= WHAT TO DO =
Can you print every line of the entries below without changing anything?

Entries from a dataset
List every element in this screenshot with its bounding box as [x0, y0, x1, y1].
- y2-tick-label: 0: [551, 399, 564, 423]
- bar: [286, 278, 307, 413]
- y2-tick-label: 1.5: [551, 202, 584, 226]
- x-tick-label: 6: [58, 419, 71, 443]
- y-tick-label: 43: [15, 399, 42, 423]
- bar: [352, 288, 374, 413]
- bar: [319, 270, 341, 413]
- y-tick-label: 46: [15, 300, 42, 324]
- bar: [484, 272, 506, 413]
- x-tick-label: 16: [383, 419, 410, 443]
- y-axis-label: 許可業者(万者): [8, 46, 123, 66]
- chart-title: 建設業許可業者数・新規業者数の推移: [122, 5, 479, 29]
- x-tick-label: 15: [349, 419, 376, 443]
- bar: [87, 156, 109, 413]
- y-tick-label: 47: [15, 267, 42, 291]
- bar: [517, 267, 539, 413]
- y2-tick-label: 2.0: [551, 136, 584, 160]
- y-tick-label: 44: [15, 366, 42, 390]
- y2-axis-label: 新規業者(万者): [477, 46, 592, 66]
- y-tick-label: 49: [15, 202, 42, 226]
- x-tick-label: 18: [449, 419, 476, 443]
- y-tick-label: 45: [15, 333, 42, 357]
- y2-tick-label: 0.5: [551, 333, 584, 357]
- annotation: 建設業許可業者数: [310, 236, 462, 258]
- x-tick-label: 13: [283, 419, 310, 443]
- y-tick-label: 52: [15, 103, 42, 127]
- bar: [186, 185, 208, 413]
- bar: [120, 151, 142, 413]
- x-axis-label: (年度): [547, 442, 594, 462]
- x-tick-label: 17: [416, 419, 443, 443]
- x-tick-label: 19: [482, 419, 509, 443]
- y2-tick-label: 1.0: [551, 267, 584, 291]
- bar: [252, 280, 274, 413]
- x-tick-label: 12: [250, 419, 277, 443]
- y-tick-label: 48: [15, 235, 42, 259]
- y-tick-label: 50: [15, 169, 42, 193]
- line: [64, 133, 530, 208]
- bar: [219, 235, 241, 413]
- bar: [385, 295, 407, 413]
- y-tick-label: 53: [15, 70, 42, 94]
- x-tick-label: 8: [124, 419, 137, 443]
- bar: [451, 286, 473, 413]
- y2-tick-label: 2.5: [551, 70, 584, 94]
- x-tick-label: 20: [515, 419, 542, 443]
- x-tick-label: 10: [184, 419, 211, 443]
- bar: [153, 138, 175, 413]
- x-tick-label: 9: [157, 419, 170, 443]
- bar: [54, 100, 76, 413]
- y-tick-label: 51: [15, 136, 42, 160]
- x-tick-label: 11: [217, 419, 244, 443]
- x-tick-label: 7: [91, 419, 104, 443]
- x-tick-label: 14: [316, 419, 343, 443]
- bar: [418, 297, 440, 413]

= THE OUTPUT =
List every element in this screenshot with its bounding box as [x0, y0, x1, y1].
- y2-tick-label: 0: [551, 399, 564, 423]
- bar: [286, 278, 307, 413]
- y2-tick-label: 1.5: [551, 202, 584, 226]
- x-tick-label: 6: [58, 419, 71, 443]
- y-tick-label: 43: [15, 399, 42, 423]
- bar: [352, 288, 374, 413]
- bar: [319, 270, 341, 413]
- y-tick-label: 46: [15, 300, 42, 324]
- bar: [484, 272, 506, 413]
- x-tick-label: 16: [383, 419, 410, 443]
- y-axis-label: 許可業者(万者): [8, 46, 123, 66]
- chart-title: 建設業許可業者数・新規業者数の推移: [122, 5, 479, 29]
- x-tick-label: 15: [349, 419, 376, 443]
- bar: [87, 156, 109, 413]
- y-tick-label: 47: [15, 267, 42, 291]
- bar: [517, 267, 539, 413]
- y2-tick-label: 2.0: [551, 136, 584, 160]
- y-tick-label: 44: [15, 366, 42, 390]
- y2-axis-label: 新規業者(万者): [477, 46, 592, 66]
- y-tick-label: 49: [15, 202, 42, 226]
- x-tick-label: 18: [449, 419, 476, 443]
- y-tick-label: 45: [15, 333, 42, 357]
- y2-tick-label: 0.5: [551, 333, 584, 357]
- annotation: 建設業許可業者数: [310, 236, 462, 258]
- x-tick-label: 13: [283, 419, 310, 443]
- y-tick-label: 52: [15, 103, 42, 127]
- bar: [186, 185, 208, 413]
- bar: [120, 151, 142, 413]
- x-axis-label: (年度): [547, 442, 594, 462]
- x-tick-label: 17: [416, 419, 443, 443]
- x-tick-label: 19: [482, 419, 509, 443]
- y2-tick-label: 1.0: [551, 267, 584, 291]
- bar: [252, 280, 274, 413]
- x-tick-label: 12: [250, 419, 277, 443]
- y-tick-label: 48: [15, 235, 42, 259]
- y-tick-label: 50: [15, 169, 42, 193]
- line: [64, 133, 530, 208]
- bar: [219, 235, 241, 413]
- bar: [385, 295, 407, 413]
- y-tick-label: 53: [15, 70, 42, 94]
- x-tick-label: 8: [124, 419, 137, 443]
- bar: [451, 286, 473, 413]
- y2-tick-label: 2.5: [551, 70, 584, 94]
- x-tick-label: 20: [515, 419, 542, 443]
- x-tick-label: 10: [184, 419, 211, 443]
- bar: [153, 138, 175, 413]
- x-tick-label: 9: [157, 419, 170, 443]
- bar: [54, 100, 76, 413]
- y-tick-label: 51: [15, 136, 42, 160]
- x-tick-label: 11: [217, 419, 244, 443]
- x-tick-label: 7: [91, 419, 104, 443]
- x-tick-label: 14: [316, 419, 343, 443]
- bar: [418, 297, 440, 413]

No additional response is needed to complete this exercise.